Description of the task
Which lines run from the one containing "Extract the structured" to the end of the entries? Quote them exactly, and nothing else.

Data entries

- - - -

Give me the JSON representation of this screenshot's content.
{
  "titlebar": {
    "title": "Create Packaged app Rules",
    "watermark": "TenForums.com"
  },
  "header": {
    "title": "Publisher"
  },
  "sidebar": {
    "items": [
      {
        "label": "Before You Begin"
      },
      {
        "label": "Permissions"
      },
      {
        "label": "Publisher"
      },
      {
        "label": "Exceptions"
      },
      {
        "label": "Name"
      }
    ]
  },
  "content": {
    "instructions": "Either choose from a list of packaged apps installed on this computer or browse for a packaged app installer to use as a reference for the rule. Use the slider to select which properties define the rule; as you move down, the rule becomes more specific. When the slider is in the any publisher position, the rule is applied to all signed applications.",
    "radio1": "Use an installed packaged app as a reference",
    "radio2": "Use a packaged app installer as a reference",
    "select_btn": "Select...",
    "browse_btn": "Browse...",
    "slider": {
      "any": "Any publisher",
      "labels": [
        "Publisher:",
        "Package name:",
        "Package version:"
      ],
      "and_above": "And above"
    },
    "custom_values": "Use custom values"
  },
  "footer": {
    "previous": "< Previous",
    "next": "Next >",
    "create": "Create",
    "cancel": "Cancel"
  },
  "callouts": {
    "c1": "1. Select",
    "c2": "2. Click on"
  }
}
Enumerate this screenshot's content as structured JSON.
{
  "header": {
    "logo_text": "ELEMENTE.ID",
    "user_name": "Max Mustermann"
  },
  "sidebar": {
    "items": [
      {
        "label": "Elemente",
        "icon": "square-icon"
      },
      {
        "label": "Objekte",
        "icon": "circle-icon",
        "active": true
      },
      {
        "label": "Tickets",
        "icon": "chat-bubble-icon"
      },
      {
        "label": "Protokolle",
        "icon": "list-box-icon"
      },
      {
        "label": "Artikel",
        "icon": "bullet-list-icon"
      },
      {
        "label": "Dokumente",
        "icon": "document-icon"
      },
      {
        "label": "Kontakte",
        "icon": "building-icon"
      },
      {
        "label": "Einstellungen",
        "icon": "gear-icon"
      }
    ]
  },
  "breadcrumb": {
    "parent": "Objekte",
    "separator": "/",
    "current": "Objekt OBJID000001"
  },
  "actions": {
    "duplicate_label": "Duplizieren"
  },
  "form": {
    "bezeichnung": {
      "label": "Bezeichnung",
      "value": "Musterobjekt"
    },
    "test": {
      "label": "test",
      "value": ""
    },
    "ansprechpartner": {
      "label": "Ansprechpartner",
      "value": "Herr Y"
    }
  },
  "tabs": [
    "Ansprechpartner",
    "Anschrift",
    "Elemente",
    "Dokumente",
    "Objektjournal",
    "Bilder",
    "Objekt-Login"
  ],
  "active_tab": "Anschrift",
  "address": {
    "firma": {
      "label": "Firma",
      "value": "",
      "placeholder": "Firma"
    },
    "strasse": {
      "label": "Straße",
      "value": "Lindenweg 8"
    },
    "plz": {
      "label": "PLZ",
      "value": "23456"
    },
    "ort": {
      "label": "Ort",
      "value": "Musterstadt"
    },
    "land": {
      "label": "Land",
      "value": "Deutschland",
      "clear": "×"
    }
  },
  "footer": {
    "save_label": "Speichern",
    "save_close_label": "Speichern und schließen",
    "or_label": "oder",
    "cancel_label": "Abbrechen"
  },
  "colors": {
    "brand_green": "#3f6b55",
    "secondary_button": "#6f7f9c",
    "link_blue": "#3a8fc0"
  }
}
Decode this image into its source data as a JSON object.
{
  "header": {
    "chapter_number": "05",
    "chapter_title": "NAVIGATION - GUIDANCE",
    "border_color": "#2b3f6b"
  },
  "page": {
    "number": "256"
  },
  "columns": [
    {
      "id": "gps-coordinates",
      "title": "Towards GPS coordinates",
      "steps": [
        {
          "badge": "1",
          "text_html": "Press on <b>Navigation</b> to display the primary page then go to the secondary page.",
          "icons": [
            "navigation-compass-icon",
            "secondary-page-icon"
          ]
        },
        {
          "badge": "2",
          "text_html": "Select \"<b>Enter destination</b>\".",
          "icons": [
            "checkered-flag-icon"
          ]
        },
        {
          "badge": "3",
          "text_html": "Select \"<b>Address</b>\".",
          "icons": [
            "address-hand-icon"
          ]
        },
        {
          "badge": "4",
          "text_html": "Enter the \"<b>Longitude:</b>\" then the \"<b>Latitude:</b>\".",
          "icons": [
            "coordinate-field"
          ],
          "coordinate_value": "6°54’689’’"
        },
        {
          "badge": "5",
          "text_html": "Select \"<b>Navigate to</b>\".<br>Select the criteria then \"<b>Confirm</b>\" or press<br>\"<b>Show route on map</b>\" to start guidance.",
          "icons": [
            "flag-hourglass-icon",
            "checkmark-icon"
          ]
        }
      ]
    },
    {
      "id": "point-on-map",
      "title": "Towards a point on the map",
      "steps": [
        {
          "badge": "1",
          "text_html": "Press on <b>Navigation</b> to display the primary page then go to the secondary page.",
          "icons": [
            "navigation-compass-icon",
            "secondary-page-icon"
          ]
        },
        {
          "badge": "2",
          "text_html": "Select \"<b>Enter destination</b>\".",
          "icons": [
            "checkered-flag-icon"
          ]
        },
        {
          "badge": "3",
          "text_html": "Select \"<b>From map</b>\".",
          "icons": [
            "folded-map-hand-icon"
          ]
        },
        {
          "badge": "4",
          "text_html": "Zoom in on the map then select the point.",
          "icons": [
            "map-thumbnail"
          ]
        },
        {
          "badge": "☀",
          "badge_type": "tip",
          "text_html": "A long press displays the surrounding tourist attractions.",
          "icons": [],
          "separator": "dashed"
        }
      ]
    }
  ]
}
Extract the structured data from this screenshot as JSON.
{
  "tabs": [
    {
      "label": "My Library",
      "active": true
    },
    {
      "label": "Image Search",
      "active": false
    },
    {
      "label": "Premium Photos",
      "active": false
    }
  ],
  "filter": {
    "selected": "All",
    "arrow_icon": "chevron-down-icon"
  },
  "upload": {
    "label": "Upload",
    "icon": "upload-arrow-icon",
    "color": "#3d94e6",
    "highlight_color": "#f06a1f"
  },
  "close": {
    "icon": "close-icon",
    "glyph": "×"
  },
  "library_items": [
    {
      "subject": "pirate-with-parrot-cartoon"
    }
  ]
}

- - - -

The output
Extract the structured data from this screenshot as JSON.
{
  "tabs": [
    {
      "label": "My Library",
      "active": true
    },
    {
      "label": "Image Search",
      "active": false
    },
    {
      "label": "Premium Photos",
      "active": false
    }
  ],
  "filter": {
    "selected": "All",
    "arrow_icon": "chevron-down-icon"
  },
  "upload": {
    "label": "Upload",
    "icon": "upload-arrow-icon",
    "color": "#3d94e6",
    "highlight_color": "#f06a1f"
  },
  "close": {
    "icon": "close-icon",
    "glyph": "×"
  },
  "library_items": [
    {
      "subject": "pirate-with-parrot-cartoon"
    }
  ]
}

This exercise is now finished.